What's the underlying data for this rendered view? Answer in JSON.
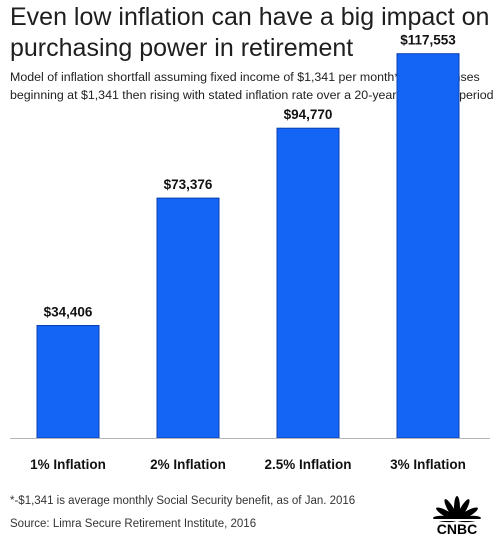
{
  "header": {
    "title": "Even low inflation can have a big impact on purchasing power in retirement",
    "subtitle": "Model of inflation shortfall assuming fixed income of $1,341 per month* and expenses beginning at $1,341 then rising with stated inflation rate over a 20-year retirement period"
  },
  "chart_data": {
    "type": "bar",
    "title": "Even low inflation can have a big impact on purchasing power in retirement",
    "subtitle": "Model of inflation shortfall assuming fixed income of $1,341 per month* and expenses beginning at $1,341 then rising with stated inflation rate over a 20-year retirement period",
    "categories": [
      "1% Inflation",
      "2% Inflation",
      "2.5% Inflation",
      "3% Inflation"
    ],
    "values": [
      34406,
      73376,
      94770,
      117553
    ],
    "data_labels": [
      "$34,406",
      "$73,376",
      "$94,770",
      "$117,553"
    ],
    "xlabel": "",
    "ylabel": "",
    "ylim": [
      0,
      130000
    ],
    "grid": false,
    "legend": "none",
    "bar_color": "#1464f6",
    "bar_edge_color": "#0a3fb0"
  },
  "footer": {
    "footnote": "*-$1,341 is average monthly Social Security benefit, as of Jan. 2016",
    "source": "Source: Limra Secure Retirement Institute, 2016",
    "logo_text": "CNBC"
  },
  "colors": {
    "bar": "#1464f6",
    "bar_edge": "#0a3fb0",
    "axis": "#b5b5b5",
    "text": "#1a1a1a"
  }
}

...

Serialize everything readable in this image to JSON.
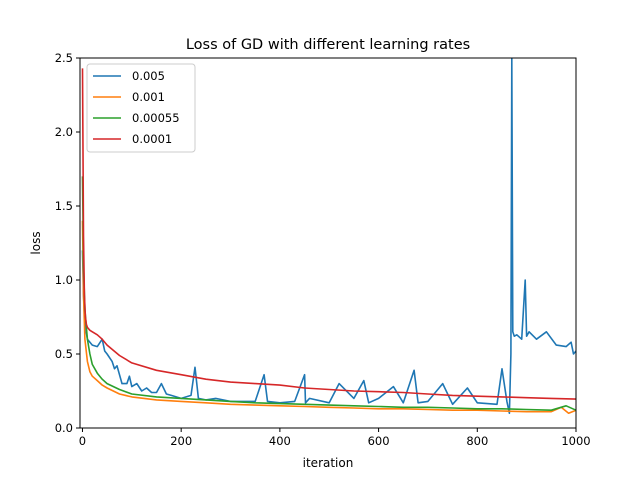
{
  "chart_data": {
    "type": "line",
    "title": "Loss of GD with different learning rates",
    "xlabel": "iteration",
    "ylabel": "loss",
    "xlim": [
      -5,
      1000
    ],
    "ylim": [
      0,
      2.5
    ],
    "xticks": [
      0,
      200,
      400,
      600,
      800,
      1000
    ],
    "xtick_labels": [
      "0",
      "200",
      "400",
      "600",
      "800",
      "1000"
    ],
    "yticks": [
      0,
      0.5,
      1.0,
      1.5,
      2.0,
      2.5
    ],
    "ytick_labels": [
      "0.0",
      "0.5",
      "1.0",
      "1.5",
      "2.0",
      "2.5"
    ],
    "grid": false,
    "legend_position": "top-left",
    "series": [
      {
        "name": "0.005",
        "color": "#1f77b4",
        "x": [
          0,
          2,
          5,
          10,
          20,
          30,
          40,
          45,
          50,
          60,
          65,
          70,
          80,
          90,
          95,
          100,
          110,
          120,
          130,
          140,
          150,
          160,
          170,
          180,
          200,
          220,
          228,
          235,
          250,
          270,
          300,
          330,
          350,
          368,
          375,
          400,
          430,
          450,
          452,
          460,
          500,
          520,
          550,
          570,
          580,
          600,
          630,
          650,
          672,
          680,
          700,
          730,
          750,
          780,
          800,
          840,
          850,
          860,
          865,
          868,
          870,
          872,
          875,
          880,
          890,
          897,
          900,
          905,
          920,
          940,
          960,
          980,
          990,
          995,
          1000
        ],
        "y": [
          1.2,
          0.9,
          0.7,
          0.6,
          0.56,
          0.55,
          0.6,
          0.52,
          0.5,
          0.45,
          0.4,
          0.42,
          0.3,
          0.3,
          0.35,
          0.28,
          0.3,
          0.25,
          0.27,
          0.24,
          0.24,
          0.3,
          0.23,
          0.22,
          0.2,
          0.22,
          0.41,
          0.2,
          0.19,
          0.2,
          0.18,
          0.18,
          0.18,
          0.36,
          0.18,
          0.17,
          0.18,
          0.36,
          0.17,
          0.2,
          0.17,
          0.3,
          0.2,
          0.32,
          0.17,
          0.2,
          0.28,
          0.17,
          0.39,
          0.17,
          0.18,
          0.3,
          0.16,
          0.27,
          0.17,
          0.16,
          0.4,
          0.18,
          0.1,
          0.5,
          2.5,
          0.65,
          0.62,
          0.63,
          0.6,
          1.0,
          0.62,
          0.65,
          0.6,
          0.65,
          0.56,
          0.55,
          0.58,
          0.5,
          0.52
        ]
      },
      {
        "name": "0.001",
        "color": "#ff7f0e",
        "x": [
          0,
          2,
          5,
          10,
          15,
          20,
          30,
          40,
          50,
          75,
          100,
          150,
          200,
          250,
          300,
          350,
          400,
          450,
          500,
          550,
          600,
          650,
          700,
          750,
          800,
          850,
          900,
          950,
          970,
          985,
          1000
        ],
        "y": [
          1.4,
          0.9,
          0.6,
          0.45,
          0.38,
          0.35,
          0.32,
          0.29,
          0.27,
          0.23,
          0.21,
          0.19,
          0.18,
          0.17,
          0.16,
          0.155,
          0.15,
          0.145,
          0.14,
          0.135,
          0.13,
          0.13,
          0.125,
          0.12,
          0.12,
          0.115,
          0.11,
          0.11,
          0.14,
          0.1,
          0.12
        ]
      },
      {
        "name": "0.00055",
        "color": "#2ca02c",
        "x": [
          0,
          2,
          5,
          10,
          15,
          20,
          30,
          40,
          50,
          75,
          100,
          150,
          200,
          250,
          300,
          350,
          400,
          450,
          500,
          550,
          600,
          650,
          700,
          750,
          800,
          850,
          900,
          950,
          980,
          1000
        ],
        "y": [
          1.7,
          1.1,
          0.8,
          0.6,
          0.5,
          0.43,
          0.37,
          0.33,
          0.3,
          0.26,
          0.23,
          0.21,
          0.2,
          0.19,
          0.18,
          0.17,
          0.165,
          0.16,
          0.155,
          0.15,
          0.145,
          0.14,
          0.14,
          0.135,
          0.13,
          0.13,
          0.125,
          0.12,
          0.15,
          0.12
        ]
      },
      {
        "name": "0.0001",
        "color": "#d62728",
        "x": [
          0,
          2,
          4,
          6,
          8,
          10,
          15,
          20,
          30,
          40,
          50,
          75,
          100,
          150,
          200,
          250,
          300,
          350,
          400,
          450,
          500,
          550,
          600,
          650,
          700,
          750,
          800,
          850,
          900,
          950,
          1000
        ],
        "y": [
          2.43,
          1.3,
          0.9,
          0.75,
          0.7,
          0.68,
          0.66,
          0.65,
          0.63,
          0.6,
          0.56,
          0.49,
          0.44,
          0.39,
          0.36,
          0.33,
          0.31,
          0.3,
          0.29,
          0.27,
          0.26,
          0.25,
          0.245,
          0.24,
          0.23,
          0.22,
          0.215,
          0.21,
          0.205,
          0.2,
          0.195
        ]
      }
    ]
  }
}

**SHORT EXERCISE:**
Gather up, from the records above, each line where the word "subtitle" appears.

**COMPLETED TASK:**
    "subtitle": "Model of inflation shortfall assuming fixed income of $1,341 per month* and expenses beginning at $1,341 then rising with stated inflation rate over a 20-year retirement period"
    "subtitle": "Model of inflation shortfall assuming fixed income of $1,341 per month* and expenses beginning at $1,341 then rising with stated inflation rate over a 20-year retirement period",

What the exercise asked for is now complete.